___ Records for this task

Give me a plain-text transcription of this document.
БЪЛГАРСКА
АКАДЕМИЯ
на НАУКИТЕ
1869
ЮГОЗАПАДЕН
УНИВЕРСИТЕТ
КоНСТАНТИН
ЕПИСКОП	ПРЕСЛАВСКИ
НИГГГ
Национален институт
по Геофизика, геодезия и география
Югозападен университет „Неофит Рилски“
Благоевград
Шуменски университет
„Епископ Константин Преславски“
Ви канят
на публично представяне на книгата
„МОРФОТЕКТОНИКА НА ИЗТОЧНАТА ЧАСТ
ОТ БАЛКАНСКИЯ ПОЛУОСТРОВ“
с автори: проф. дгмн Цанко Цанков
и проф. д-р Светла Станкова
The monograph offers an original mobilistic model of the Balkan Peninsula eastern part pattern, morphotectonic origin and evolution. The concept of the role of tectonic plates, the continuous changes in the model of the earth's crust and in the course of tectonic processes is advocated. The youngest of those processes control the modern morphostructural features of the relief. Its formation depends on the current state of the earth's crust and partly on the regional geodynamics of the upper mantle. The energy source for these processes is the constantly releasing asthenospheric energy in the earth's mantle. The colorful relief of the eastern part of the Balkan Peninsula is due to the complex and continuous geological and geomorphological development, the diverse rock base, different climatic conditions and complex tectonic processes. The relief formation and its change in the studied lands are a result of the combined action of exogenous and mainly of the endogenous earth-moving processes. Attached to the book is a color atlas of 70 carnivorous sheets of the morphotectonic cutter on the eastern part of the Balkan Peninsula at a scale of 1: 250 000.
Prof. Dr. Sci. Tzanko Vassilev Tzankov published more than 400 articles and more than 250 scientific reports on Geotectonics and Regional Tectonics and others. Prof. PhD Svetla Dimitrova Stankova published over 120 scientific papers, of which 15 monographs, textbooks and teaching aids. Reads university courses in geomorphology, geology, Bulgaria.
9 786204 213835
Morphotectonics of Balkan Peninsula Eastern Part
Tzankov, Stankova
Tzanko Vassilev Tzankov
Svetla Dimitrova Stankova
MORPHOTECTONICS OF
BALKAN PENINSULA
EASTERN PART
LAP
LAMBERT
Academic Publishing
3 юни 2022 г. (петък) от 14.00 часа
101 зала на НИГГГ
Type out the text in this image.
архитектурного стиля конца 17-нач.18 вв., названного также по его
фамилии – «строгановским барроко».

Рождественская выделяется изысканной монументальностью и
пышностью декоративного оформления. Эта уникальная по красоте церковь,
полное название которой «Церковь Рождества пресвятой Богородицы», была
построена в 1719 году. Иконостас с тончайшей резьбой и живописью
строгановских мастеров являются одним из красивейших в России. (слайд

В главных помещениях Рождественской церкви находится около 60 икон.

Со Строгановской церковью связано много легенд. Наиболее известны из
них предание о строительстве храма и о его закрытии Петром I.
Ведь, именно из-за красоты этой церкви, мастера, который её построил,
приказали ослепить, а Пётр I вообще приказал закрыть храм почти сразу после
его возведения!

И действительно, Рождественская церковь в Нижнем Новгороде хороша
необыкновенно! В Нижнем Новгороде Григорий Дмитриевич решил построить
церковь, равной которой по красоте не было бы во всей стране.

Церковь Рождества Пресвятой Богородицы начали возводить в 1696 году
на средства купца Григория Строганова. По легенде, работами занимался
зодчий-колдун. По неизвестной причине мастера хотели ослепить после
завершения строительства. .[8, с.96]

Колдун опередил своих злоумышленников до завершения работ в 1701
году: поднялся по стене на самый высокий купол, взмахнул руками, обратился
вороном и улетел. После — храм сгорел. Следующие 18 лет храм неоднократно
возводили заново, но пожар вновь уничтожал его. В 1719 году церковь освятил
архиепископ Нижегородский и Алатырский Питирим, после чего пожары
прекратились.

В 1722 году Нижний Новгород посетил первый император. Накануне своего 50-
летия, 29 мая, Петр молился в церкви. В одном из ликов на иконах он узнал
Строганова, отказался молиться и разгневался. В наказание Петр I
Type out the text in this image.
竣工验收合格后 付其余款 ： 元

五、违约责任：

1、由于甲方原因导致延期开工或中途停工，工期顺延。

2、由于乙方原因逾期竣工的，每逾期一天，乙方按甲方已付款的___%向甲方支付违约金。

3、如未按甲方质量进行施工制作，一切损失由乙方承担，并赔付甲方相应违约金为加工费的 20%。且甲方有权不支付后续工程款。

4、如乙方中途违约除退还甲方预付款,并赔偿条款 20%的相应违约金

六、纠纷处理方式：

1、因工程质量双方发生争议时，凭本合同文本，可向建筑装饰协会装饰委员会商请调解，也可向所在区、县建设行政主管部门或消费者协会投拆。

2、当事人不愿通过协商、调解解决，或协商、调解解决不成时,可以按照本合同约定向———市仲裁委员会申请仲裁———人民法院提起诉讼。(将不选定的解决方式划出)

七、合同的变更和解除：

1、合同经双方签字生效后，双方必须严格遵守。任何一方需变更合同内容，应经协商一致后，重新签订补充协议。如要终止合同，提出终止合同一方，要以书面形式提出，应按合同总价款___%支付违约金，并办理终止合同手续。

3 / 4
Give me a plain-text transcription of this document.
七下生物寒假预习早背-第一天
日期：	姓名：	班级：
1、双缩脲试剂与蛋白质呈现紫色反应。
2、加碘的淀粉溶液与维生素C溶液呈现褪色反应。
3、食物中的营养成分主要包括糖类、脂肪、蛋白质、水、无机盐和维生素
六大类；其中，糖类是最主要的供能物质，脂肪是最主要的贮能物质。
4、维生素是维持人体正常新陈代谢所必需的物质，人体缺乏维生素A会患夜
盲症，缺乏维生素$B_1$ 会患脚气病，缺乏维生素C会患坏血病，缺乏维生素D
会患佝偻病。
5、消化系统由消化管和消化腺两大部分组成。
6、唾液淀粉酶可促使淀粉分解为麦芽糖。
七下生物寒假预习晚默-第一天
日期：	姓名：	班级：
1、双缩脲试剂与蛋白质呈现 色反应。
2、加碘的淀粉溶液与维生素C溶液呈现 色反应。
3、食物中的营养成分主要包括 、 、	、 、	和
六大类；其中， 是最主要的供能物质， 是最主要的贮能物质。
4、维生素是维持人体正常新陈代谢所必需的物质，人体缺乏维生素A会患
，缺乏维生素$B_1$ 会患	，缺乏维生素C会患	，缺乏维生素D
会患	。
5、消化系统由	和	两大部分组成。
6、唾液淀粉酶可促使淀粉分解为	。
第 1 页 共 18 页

______

Directions — Write out every entry again exactly, please, with nothing missing.

Exercise result —
Give me a plain-text transcription of this document.
БЪЛГАРСКА
АКАДЕМИЯ
на НАУКИТЕ
1869
ЮГОЗАПАДЕН
УНИВЕРСИТЕТ
КоНСТАНТИН
ЕПИСКОП	ПРЕСЛАВСКИ
НИГГГ
Национален институт
по Геофизика, геодезия и география
Югозападен университет „Неофит Рилски“
Благоевград
Шуменски университет
„Епископ Константин Преславски“
Ви канят
на публично представяне на книгата
„МОРФОТЕКТОНИКА НА ИЗТОЧНАТА ЧАСТ
ОТ БАЛКАНСКИЯ ПОЛУОСТРОВ“
с автори: проф. дгмн Цанко Цанков
и проф. д-р Светла Станкова
The monograph offers an original mobilistic model of the Balkan Peninsula eastern part pattern, morphotectonic origin and evolution. The concept of the role of tectonic plates, the continuous changes in the model of the earth's crust and in the course of tectonic processes is advocated. The youngest of those processes control the modern morphostructural features of the relief. Its formation depends on the current state of the earth's crust and partly on the regional geodynamics of the upper mantle. The energy source for these processes is the constantly releasing asthenospheric energy in the earth's mantle. The colorful relief of the eastern part of the Balkan Peninsula is due to the complex and continuous geological and geomorphological development, the diverse rock base, different climatic conditions and complex tectonic processes. The relief formation and its change in the studied lands are a result of the combined action of exogenous and mainly of the endogenous earth-moving processes. Attached to the book is a color atlas of 70 carnivorous sheets of the morphotectonic cutter on the eastern part of the Balkan Peninsula at a scale of 1: 250 000.
Prof. Dr. Sci. Tzanko Vassilev Tzankov published more than 400 articles and more than 250 scientific reports on Geotectonics and Regional Tectonics and others. Prof. PhD Svetla Dimitrova Stankova published over 120 scientific papers, of which 15 monographs, textbooks and teaching aids. Reads university courses in geomorphology, geology, Bulgaria.
9 786204 213835
Morphotectonics of Balkan Peninsula Eastern Part
Tzankov, Stankova
Tzanko Vassilev Tzankov
Svetla Dimitrova Stankova
MORPHOTECTONICS OF
BALKAN PENINSULA
EASTERN PART
LAP
LAMBERT
Academic Publishing
3 юни 2022 г. (петък) от 14.00 часа
101 зала на НИГГГ
Type out the text in this image.
архитектурного стиля конца 17-нач.18 вв., названного также по его
фамилии – «строгановским барроко».

Рождественская выделяется изысканной монументальностью и
пышностью декоративного оформления. Эта уникальная по красоте церковь,
полное название которой «Церковь Рождества пресвятой Богородицы», была
построена в 1719 году. Иконостас с тончайшей резьбой и живописью
строгановских мастеров являются одним из красивейших в России. (слайд

В главных помещениях Рождественской церкви находится около 60 икон.

Со Строгановской церковью связано много легенд. Наиболее известны из
них предание о строительстве храма и о его закрытии Петром I.
Ведь, именно из-за красоты этой церкви, мастера, который её построил,
приказали ослепить, а Пётр I вообще приказал закрыть храм почти сразу после
его возведения!

И действительно, Рождественская церковь в Нижнем Новгороде хороша
необыкновенно! В Нижнем Новгороде Григорий Дмитриевич решил построить
церковь, равной которой по красоте не было бы во всей стране.

Церковь Рождества Пресвятой Богородицы начали возводить в 1696 году
на средства купца Григория Строганова. По легенде, работами занимался
зодчий-колдун. По неизвестной причине мастера хотели ослепить после
завершения строительства. .[8, с.96]

Колдун опередил своих злоумышленников до завершения работ в 1701
году: поднялся по стене на самый высокий купол, взмахнул руками, обратился
вороном и улетел. После — храм сгорел. Следующие 18 лет храм неоднократно
возводили заново, но пожар вновь уничтожал его. В 1719 году церковь освятил
архиепископ Нижегородский и Алатырский Питирим, после чего пожары
прекратились.

В 1722 году Нижний Новгород посетил первый император. Накануне своего 50-
летия, 29 мая, Петр молился в церкви. В одном из ликов на иконах он узнал
Строганова, отказался молиться и разгневался. В наказание Петр I
Type out the text in this image.
竣工验收合格后 付其余款 ： 元

五、违约责任：

1、由于甲方原因导致延期开工或中途停工，工期顺延。

2、由于乙方原因逾期竣工的，每逾期一天，乙方按甲方已付款的___%向甲方支付违约金。

3、如未按甲方质量进行施工制作，一切损失由乙方承担，并赔付甲方相应违约金为加工费的 20%。且甲方有权不支付后续工程款。

4、如乙方中途违约除退还甲方预付款,并赔偿条款 20%的相应违约金

六、纠纷处理方式：

1、因工程质量双方发生争议时，凭本合同文本，可向建筑装饰协会装饰委员会商请调解，也可向所在区、县建设行政主管部门或消费者协会投拆。

2、当事人不愿通过协商、调解解决，或协商、调解解决不成时,可以按照本合同约定向———市仲裁委员会申请仲裁———人民法院提起诉讼。(将不选定的解决方式划出)

七、合同的变更和解除：

1、合同经双方签字生效后，双方必须严格遵守。任何一方需变更合同内容，应经协商一致后，重新签订补充协议。如要终止合同，提出终止合同一方，要以书面形式提出，应按合同总价款___%支付违约金，并办理终止合同手续。

3 / 4
Give me a plain-text transcription of this document.
七下生物寒假预习早背-第一天
日期：	姓名：	班级：
1、双缩脲试剂与蛋白质呈现紫色反应。
2、加碘的淀粉溶液与维生素C溶液呈现褪色反应。
3、食物中的营养成分主要包括糖类、脂肪、蛋白质、水、无机盐和维生素
六大类；其中，糖类是最主要的供能物质，脂肪是最主要的贮能物质。
4、维生素是维持人体正常新陈代谢所必需的物质，人体缺乏维生素A会患夜
盲症，缺乏维生素$B_1$ 会患脚气病，缺乏维生素C会患坏血病，缺乏维生素D
会患佝偻病。
5、消化系统由消化管和消化腺两大部分组成。
6、唾液淀粉酶可促使淀粉分解为麦芽糖。
七下生物寒假预习晚默-第一天
日期：	姓名：	班级：
1、双缩脲试剂与蛋白质呈现 色反应。
2、加碘的淀粉溶液与维生素C溶液呈现 色反应。
3、食物中的营养成分主要包括 、 、	、 、	和
六大类；其中， 是最主要的供能物质， 是最主要的贮能物质。
4、维生素是维持人体正常新陈代谢所必需的物质，人体缺乏维生素A会患
，缺乏维生素$B_1$ 会患	，缺乏维生素C会患	，缺乏维生素D
会患	。
5、消化系统由	和	两大部分组成。
6、唾液淀粉酶可促使淀粉分解为	。
第 1 页 共 18 页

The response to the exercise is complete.